- _INSTRUCTION_: Below are entries to be transcribed exactly; exclude the pictures from the copy.
* * * * * * * * *
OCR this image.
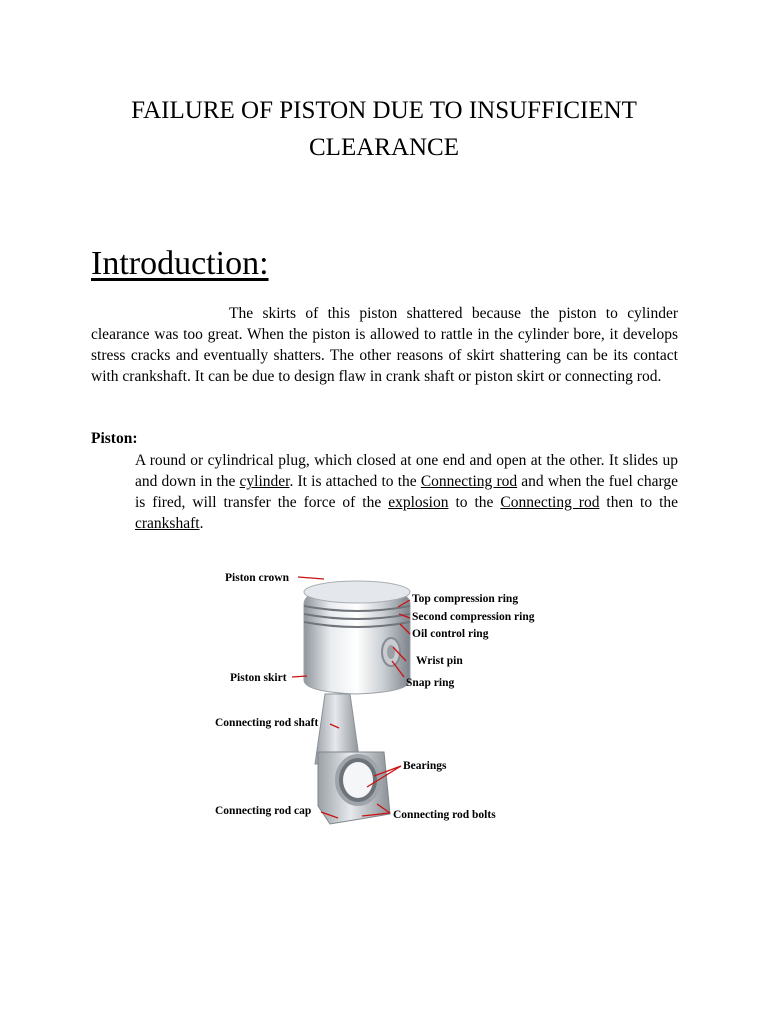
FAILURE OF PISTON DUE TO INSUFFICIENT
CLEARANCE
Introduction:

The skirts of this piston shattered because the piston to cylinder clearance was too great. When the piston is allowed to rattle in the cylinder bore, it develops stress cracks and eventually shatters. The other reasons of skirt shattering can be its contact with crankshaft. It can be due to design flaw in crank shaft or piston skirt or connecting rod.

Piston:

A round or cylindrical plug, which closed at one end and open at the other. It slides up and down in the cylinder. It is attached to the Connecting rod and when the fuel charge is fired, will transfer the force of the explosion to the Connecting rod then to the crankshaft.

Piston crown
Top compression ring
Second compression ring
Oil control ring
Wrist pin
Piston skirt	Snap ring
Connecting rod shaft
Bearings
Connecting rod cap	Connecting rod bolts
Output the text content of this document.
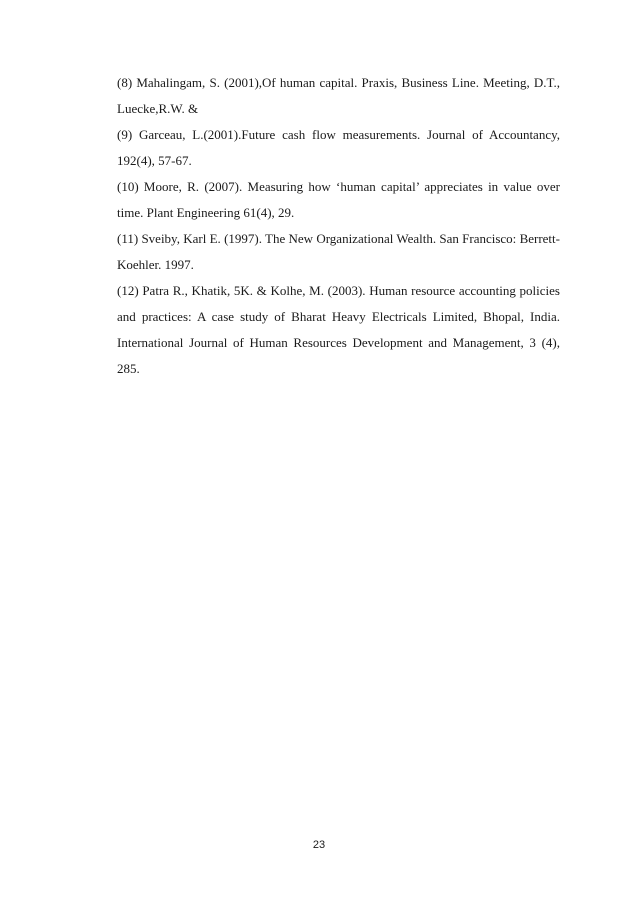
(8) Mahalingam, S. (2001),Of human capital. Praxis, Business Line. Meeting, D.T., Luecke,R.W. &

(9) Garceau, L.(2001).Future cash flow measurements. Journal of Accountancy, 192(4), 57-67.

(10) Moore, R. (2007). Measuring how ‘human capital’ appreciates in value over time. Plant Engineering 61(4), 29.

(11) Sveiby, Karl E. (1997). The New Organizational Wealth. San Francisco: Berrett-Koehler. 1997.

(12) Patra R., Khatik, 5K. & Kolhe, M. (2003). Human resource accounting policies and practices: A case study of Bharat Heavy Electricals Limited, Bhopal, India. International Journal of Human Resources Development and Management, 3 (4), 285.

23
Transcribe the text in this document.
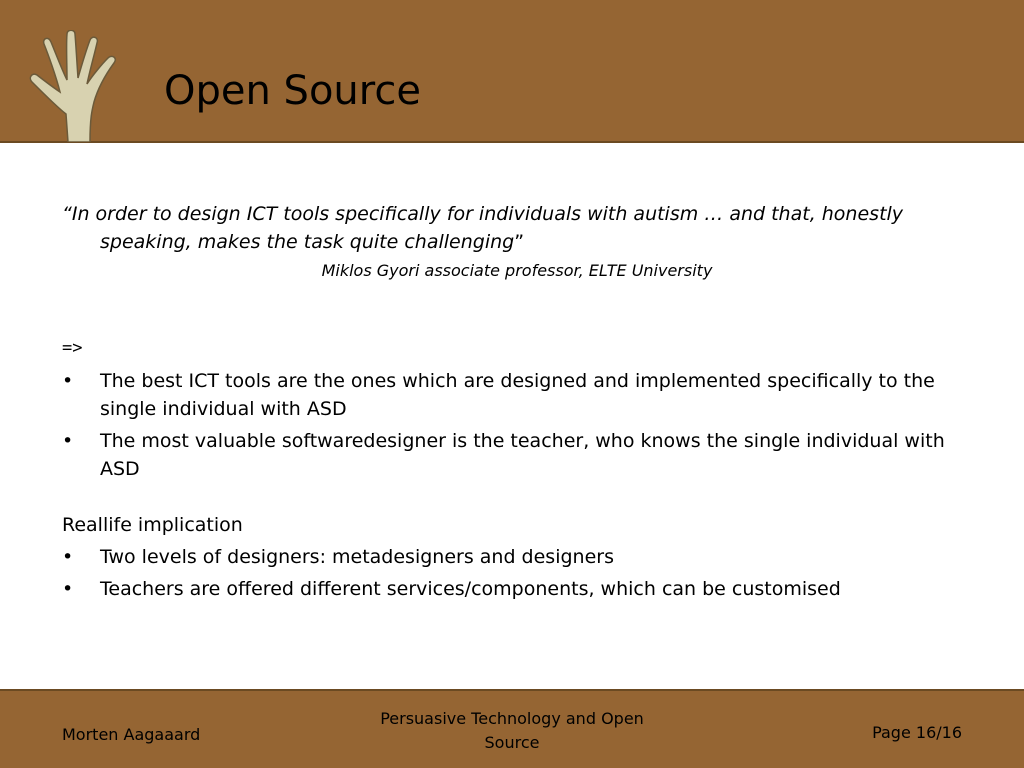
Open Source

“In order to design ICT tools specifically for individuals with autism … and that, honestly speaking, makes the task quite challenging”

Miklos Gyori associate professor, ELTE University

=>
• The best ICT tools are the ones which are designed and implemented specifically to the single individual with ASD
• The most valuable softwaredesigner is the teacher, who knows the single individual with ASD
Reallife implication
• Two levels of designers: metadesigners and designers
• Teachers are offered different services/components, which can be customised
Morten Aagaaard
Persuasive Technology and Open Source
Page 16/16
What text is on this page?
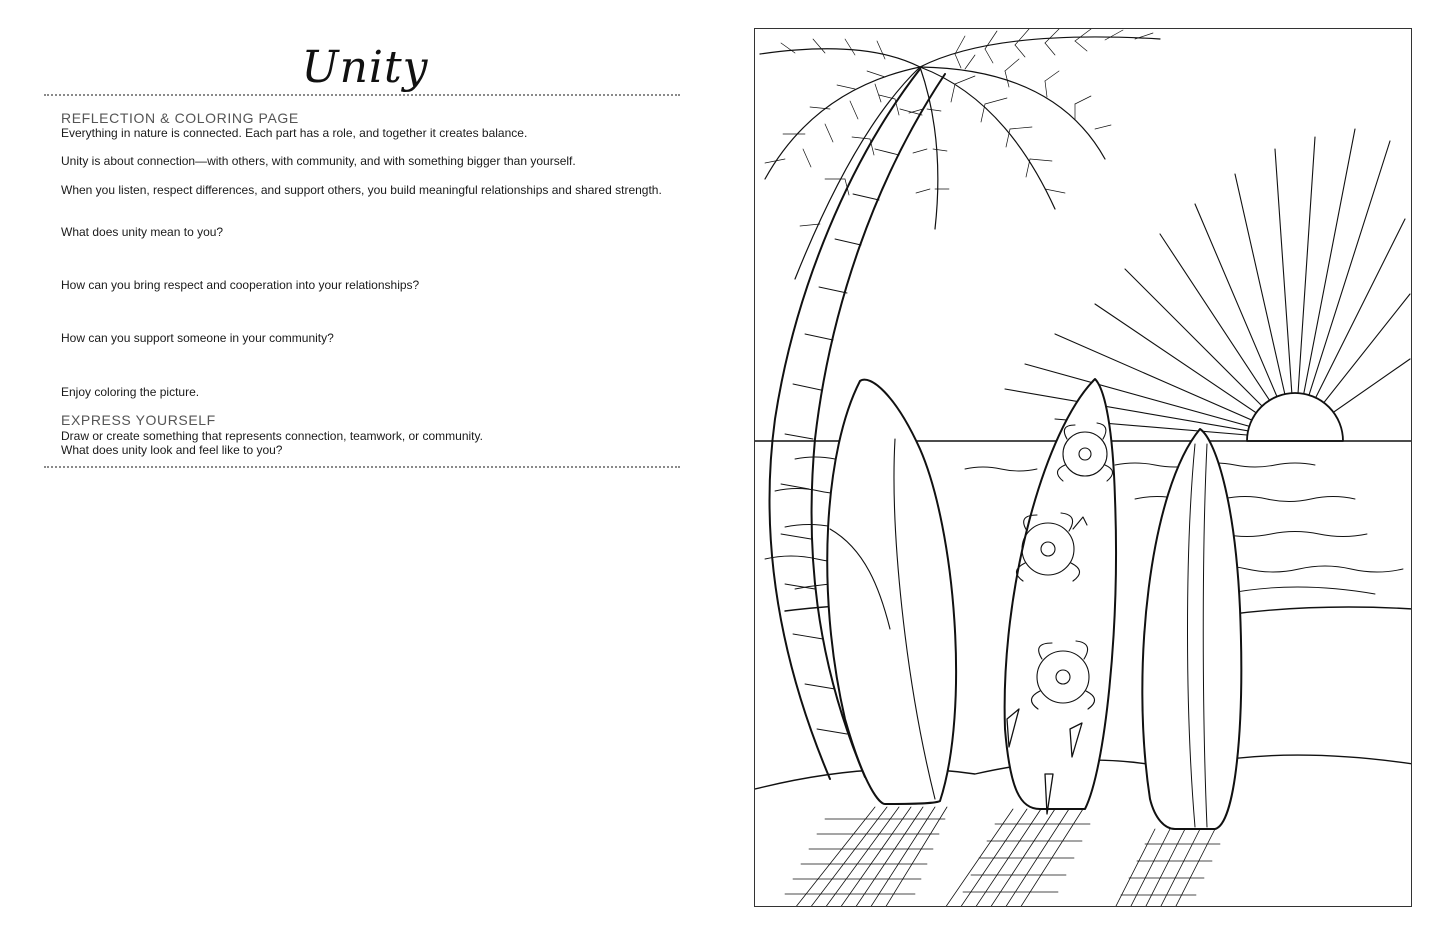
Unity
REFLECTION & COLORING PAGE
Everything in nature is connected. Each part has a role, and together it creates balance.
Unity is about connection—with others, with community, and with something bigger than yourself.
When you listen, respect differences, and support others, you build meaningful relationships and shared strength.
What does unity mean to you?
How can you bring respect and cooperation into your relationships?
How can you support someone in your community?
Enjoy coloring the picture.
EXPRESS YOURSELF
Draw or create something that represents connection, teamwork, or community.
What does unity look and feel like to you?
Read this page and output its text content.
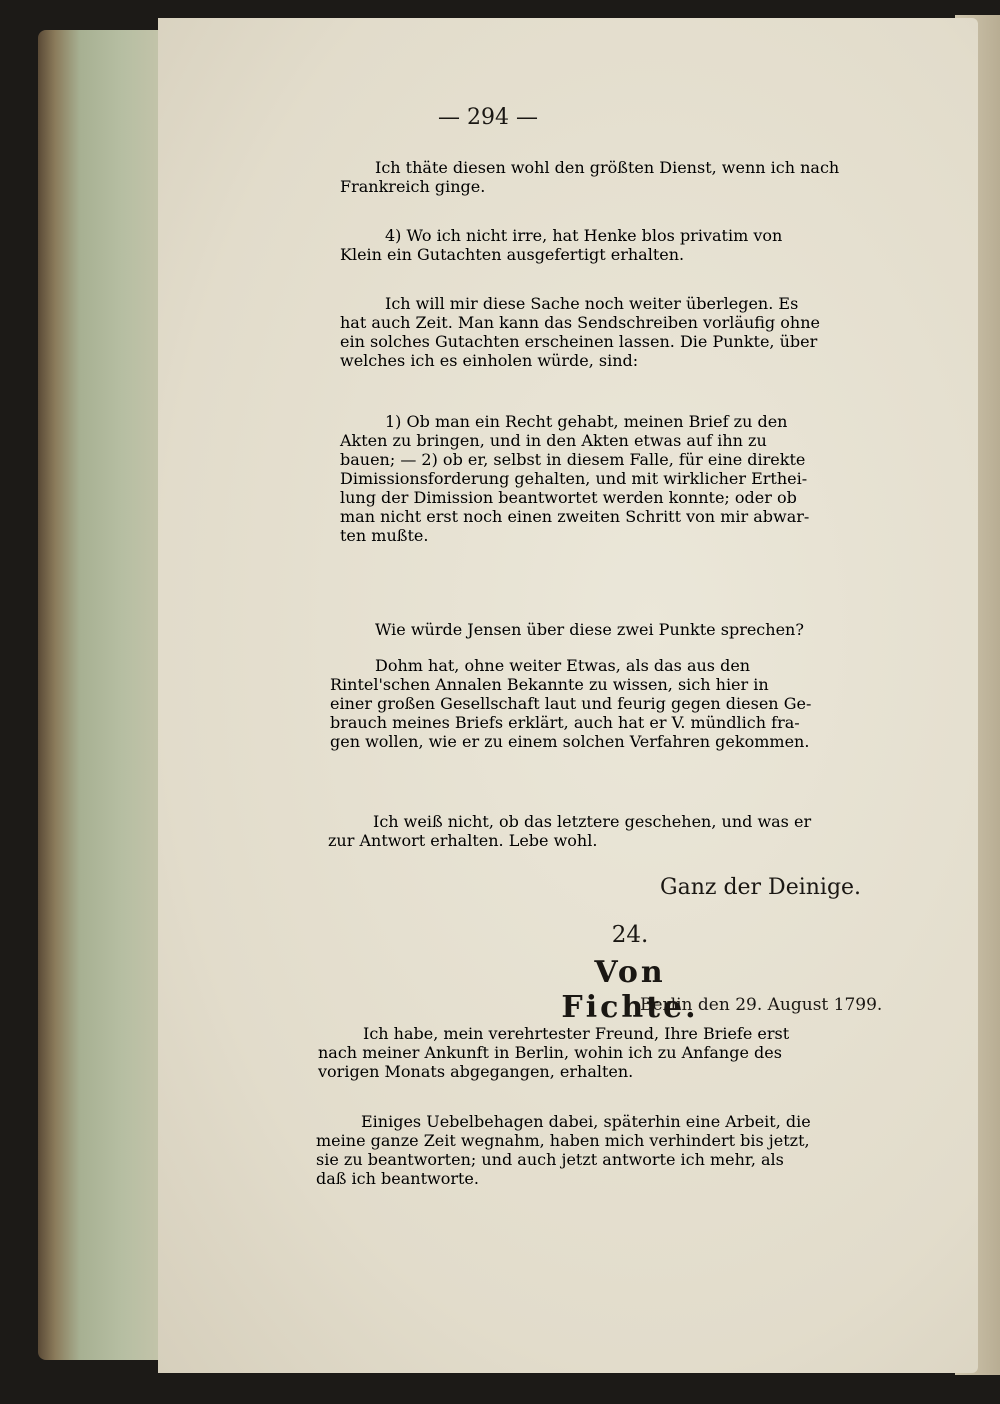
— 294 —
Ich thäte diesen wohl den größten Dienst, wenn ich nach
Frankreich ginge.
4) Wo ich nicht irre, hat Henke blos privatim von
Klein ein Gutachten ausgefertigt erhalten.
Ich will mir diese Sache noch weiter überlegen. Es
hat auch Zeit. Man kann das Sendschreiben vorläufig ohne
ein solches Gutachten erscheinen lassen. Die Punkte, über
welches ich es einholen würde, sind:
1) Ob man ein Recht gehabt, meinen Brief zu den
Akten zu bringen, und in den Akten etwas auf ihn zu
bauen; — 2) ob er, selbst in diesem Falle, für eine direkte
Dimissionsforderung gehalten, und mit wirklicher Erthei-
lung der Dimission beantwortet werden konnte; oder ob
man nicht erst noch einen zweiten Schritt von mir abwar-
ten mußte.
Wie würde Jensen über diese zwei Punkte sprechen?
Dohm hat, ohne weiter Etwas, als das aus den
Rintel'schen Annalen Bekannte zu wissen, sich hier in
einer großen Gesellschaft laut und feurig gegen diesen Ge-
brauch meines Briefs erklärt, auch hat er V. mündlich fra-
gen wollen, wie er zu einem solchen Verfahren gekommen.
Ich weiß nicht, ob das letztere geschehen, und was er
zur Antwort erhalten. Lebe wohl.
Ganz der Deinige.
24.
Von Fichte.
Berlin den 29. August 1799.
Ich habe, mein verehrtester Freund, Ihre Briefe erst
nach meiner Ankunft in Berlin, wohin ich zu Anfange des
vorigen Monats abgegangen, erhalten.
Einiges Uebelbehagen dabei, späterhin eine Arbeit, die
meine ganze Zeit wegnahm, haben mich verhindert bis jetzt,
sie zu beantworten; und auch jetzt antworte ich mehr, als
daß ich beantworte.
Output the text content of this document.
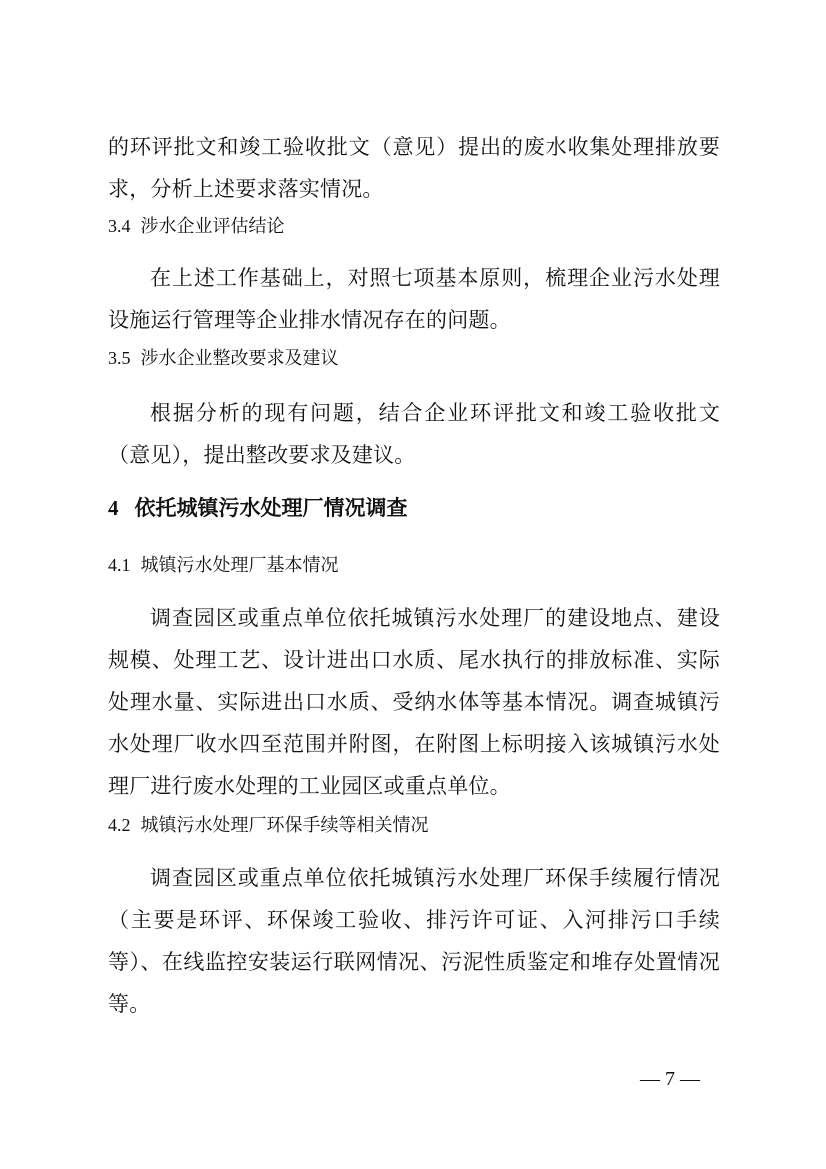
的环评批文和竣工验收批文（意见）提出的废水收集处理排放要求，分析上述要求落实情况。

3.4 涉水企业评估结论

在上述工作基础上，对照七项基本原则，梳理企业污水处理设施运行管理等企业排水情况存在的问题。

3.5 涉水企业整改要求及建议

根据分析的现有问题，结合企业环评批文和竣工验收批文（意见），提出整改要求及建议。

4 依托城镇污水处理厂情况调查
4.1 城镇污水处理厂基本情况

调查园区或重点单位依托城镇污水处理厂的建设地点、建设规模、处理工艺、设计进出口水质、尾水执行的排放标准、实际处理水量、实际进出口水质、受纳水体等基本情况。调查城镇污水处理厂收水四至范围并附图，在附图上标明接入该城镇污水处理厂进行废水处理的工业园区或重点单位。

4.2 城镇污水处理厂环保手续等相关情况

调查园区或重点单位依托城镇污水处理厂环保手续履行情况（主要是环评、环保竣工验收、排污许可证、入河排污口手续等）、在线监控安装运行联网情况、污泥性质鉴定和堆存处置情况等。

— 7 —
* * * * * * * * *
- _REPLY_:
OCR this image.
FAILURE OF PISTON DUE TO INSUFFICIENT
CLEARANCE
Introduction:

The skirts of this piston shattered because the piston to cylinder clearance was too great. When the piston is allowed to rattle in the cylinder bore, it develops stress cracks and eventually shatters. The other reasons of skirt shattering can be its contact with crankshaft. It can be due to design flaw in crank shaft or piston skirt or connecting rod.

Piston:

A round or cylindrical plug, which closed at one end and open at the other. It slides up and down in the cylinder. It is attached to the Connecting rod and when the fuel charge is fired, will transfer the force of the explosion to the Connecting rod then to the crankshaft.

Piston crown
Top compression ring
Second compression ring
Oil control ring
Wrist pin
Piston skirt	Snap ring
Connecting rod shaft
Bearings
Connecting rod cap	Connecting rod bolts
Output the text content of this document.
(8) Mahalingam, S. (2001),Of human capital. Praxis, Business Line. Meeting, D.T., Luecke,R.W. &

(9) Garceau, L.(2001).Future cash flow measurements. Journal of Accountancy, 192(4), 57-67.

(10) Moore, R. (2007). Measuring how ‘human capital’ appreciates in value over time. Plant Engineering 61(4), 29.

(11) Sveiby, Karl E. (1997). The New Organizational Wealth. San Francisco: Berrett-Koehler. 1997.

(12) Patra R., Khatik, 5K. & Kolhe, M. (2003). Human resource accounting policies and practices: A case study of Bharat Heavy Electricals Limited, Bhopal, India. International Journal of Human Resources Development and Management, 3 (4), 285.

23
Transcribe the text in this document.
Open Source

“In order to design ICT tools specifically for individuals with autism … and that, honestly speaking, makes the task quite challenging”

Miklos Gyori associate professor, ELTE University

=>
• The best ICT tools are the ones which are designed and implemented specifically to the single individual with ASD
• The most valuable softwaredesigner is the teacher, who knows the single individual with ASD
Reallife implication
• Two levels of designers: metadesigners and designers
• Teachers are offered different services/components, which can be customised
Morten Aagaaard
Persuasive Technology and Open Source
Page 16/16
What text is on this page?
Unity
REFLECTION & COLORING PAGE
Everything in nature is connected. Each part has a role, and together it creates balance.
Unity is about connection—with others, with community, and with something bigger than yourself.
When you listen, respect differences, and support others, you build meaningful relationships and shared strength.
What does unity mean to you?
How can you bring respect and cooperation into your relationships?
How can you support someone in your community?
Enjoy coloring the picture.
EXPRESS YOURSELF
Draw or create something that represents connection, teamwork, or community.
What does unity look and feel like to you?
Read this page and output its text content.
— 294 —
Ich thäte diesen wohl den größten Dienst, wenn ich nach
Frankreich ginge.
4) Wo ich nicht irre, hat Henke blos privatim von
Klein ein Gutachten ausgefertigt erhalten.
Ich will mir diese Sache noch weiter überlegen. Es
hat auch Zeit. Man kann das Sendschreiben vorläufig ohne
ein solches Gutachten erscheinen lassen. Die Punkte, über
welches ich es einholen würde, sind:
1) Ob man ein Recht gehabt, meinen Brief zu den
Akten zu bringen, und in den Akten etwas auf ihn zu
bauen; — 2) ob er, selbst in diesem Falle, für eine direkte
Dimissionsforderung gehalten, und mit wirklicher Erthei-
lung der Dimission beantwortet werden konnte; oder ob
man nicht erst noch einen zweiten Schritt von mir abwar-
ten mußte.
Wie würde Jensen über diese zwei Punkte sprechen?
Dohm hat, ohne weiter Etwas, als das aus den
Rintel'schen Annalen Bekannte zu wissen, sich hier in
einer großen Gesellschaft laut und feurig gegen diesen Ge-
brauch meines Briefs erklärt, auch hat er V. mündlich fra-
gen wollen, wie er zu einem solchen Verfahren gekommen.
Ich weiß nicht, ob das letztere geschehen, und was er
zur Antwort erhalten. Lebe wohl.
Ganz der Deinige.
24.
Von Fichte.
Berlin den 29. August 1799.
Ich habe, mein verehrtester Freund, Ihre Briefe erst
nach meiner Ankunft in Berlin, wohin ich zu Anfange des
vorigen Monats abgegangen, erhalten.
Einiges Uebelbehagen dabei, späterhin eine Arbeit, die
meine ganze Zeit wegnahm, haben mich verhindert bis jetzt,
sie zu beantworten; und auch jetzt antworte ich mehr, als
daß ich beantworte.
Output the text content of this document.
的环评批文和竣工验收批文（意见）提出的废水收集处理排放要求，分析上述要求落实情况。

3.4 涉水企业评估结论

在上述工作基础上，对照七项基本原则，梳理企业污水处理设施运行管理等企业排水情况存在的问题。

3.5 涉水企业整改要求及建议

根据分析的现有问题，结合企业环评批文和竣工验收批文（意见），提出整改要求及建议。

4 依托城镇污水处理厂情况调查
4.1 城镇污水处理厂基本情况

调查园区或重点单位依托城镇污水处理厂的建设地点、建设规模、处理工艺、设计进出口水质、尾水执行的排放标准、实际处理水量、实际进出口水质、受纳水体等基本情况。调查城镇污水处理厂收水四至范围并附图，在附图上标明接入该城镇污水处理厂进行废水处理的工业园区或重点单位。

4.2 城镇污水处理厂环保手续等相关情况

调查园区或重点单位依托城镇污水处理厂环保手续履行情况（主要是环评、环保竣工验收、排污许可证、入河排污口手续等）、在线监控安装运行联网情况、污泥性质鉴定和堆存处置情况等。

— 7 —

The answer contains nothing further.